What you should do:
Copy each line below without leaving any out.

Rows from a figure dataset
• • •

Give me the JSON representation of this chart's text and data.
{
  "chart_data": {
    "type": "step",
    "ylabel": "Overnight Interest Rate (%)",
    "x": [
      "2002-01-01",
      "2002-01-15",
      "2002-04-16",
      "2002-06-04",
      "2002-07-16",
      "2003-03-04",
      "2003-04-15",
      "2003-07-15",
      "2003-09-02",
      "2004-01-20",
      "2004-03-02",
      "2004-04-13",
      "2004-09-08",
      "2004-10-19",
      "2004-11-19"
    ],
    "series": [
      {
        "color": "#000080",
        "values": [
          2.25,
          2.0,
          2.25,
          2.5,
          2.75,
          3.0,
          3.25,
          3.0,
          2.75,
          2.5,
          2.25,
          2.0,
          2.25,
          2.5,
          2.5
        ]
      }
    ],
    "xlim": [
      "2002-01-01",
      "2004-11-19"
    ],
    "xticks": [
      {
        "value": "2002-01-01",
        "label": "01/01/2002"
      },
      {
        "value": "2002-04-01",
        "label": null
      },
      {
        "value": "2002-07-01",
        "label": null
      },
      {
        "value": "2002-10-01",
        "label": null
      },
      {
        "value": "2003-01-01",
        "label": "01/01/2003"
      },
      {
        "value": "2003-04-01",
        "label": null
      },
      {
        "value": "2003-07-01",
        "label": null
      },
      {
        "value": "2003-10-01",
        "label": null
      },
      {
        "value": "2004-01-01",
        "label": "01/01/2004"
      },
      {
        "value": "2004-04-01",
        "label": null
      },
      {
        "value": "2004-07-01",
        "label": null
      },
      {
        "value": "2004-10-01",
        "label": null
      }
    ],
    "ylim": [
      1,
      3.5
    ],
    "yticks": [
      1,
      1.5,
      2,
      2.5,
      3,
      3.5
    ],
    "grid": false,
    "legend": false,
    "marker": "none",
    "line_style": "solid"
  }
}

• • •

Solution for this problem:
Give me the JSON representation of this chart's text and data.
{
  "chart_data": {
    "type": "step",
    "ylabel": "Overnight Interest Rate (%)",
    "x": [
      "2002-01-01",
      "2002-01-15",
      "2002-04-16",
      "2002-06-04",
      "2002-07-16",
      "2003-03-04",
      "2003-04-15",
      "2003-07-15",
      "2003-09-02",
      "2004-01-20",
      "2004-03-02",
      "2004-04-13",
      "2004-09-08",
      "2004-10-19",
      "2004-11-19"
    ],
    "series": [
      {
        "color": "#000080",
        "values": [
          2.25,
          2.0,
          2.25,
          2.5,
          2.75,
          3.0,
          3.25,
          3.0,
          2.75,
          2.5,
          2.25,
          2.0,
          2.25,
          2.5,
          2.5
        ]
      }
    ],
    "xlim": [
      "2002-01-01",
      "2004-11-19"
    ],
    "xticks": [
      {
        "value": "2002-01-01",
        "label": "01/01/2002"
      },
      {
        "value": "2002-04-01",
        "label": null
      },
      {
        "value": "2002-07-01",
        "label": null
      },
      {
        "value": "2002-10-01",
        "label": null
      },
      {
        "value": "2003-01-01",
        "label": "01/01/2003"
      },
      {
        "value": "2003-04-01",
        "label": null
      },
      {
        "value": "2003-07-01",
        "label": null
      },
      {
        "value": "2003-10-01",
        "label": null
      },
      {
        "value": "2004-01-01",
        "label": "01/01/2004"
      },
      {
        "value": "2004-04-01",
        "label": null
      },
      {
        "value": "2004-07-01",
        "label": null
      },
      {
        "value": "2004-10-01",
        "label": null
      }
    ],
    "ylim": [
      1,
      3.5
    ],
    "yticks": [
      1,
      1.5,
      2,
      2.5,
      3,
      3.5
    ],
    "grid": false,
    "legend": false,
    "marker": "none",
    "line_style": "solid"
  }
}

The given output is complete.